Stated problem
In the records below, find each line containing the word "version" and copy it.

────────────────────────────────────────

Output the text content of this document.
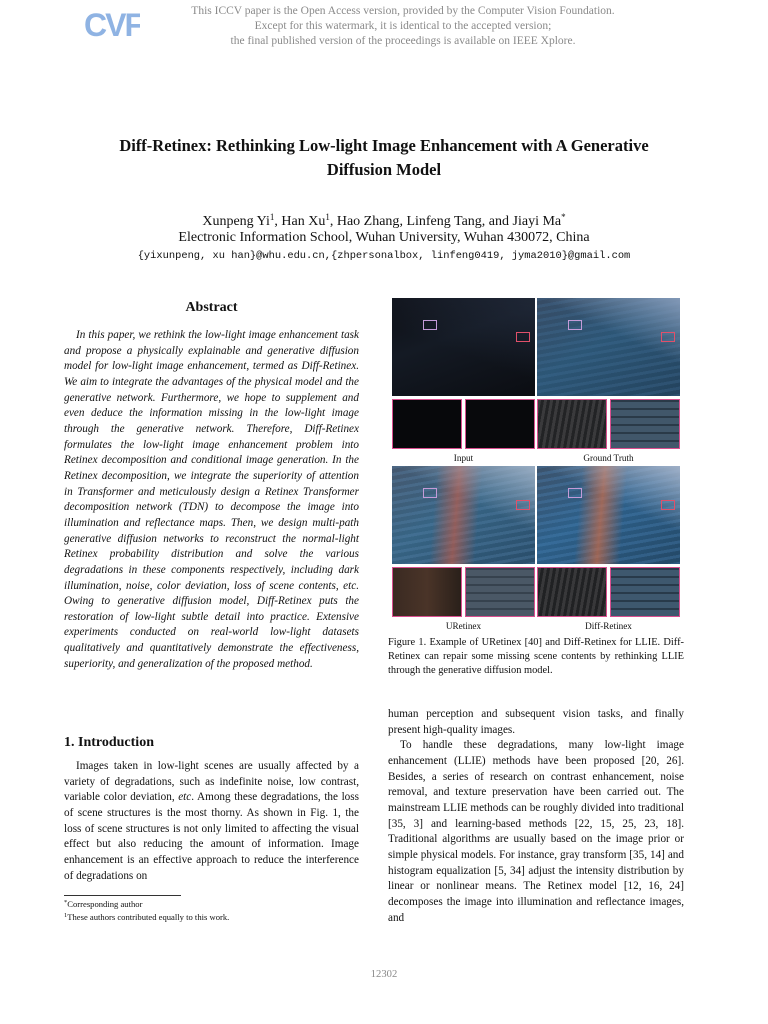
CVF	This ICCV paper is the Open Access version, provided by the Computer Vision Foundation.
Except for this watermark, it is identical to the accepted version;
the final published version of the proceedings is available on IEEE Xplore.
Diff-Retinex: Rethinking Low-light Image Enhancement with A Generative
Diffusion Model
Xunpeng Yi$^1$, Han Xu$^1$, Hao Zhang, Linfeng Tang, and Jiayi Ma*
Electronic Information School, Wuhan University, Wuhan 430072, China
{yixunpeng, xu han}@whu.edu.cn,{zhpersonalbox, linfeng0419, jyma2010}@gmail.com
Abstract
In this paper, we rethink the low-light image enhancement task and propose a physically explainable and generative diffusion model for low-light image enhancement, termed as Diff-Retinex. We aim to integrate the advantages of the physical model and the generative network. Furthermore, we hope to supplement and even deduce the information missing in the low-light image through the generative network. Therefore, Diff-Retinex formulates the low-light image enhancement problem into Retinex decomposition and conditional image generation. In the Retinex decomposition, we integrate the superiority of attention in Transformer and meticulously design a Retinex Transformer decomposition network (TDN) to decompose the image into illumination and reflectance maps. Then, we design multi-path generative diffusion networks to reconstruct the normal-light Retinex probability distribution and solve the various degradations in these components respectively, including dark illumination, noise, color deviation, loss of scene contents, etc. Owing to generative diffusion model, Diff-Retinex puts the restoration of low-light subtle detail into practice. Extensive experiments conducted on real-world low-light datasets qualitatively and quantitatively demonstrate the effectiveness, superiority, and generalization of the proposed method.
1. Introduction
Images taken in low-light scenes are usually affected by a variety of degradations, such as indefinite noise, low contrast, variable color deviation, etc. Among these degradations, the loss of scene structures is the most thorny. As shown in Fig. 1, the loss of scene structures is not only limited to affecting the visual effect but also reducing the amount of information. Image enhancement is an effective approach to reduce the interference of degradations on
*Corresponding author
$^1$These authors contributed equally to this work.
Input	Ground Truth
URetinex	Diff-Retinex
Figure 1. Example of URetinex [40] and Diff-Retinex for LLIE. Diff-Retinex can repair some missing scene contents by rethinking LLIE through the generative diffusion model.

human perception and subsequent vision tasks, and finally present high-quality images.

To handle these degradations, many low-light image enhancement (LLIE) methods have been proposed [20, 26]. Besides, a series of research on contrast enhancement, noise removal, and texture preservation have been carried out. The mainstream LLIE methods can be roughly divided into traditional [35, 3] and learning-based methods [22, 15, 25, 23, 18]. Traditional algorithms are usually based on the image prior or simple physical models. For instance, gray transform [35, 14] and histogram equalization [5, 34] adjust the intensity distribution by linear or nonlinear means. The Retinex model [12, 16, 24] decomposes the image into illumination and reflectance images, and

12302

────────────────────────────────────────

Reply
CVF	This ICCV paper is the Open Access version, provided by the Computer Vision Foundation.
Except for this watermark, it is identical to the accepted version;
the final published version of the proceedings is available on IEEE Xplore.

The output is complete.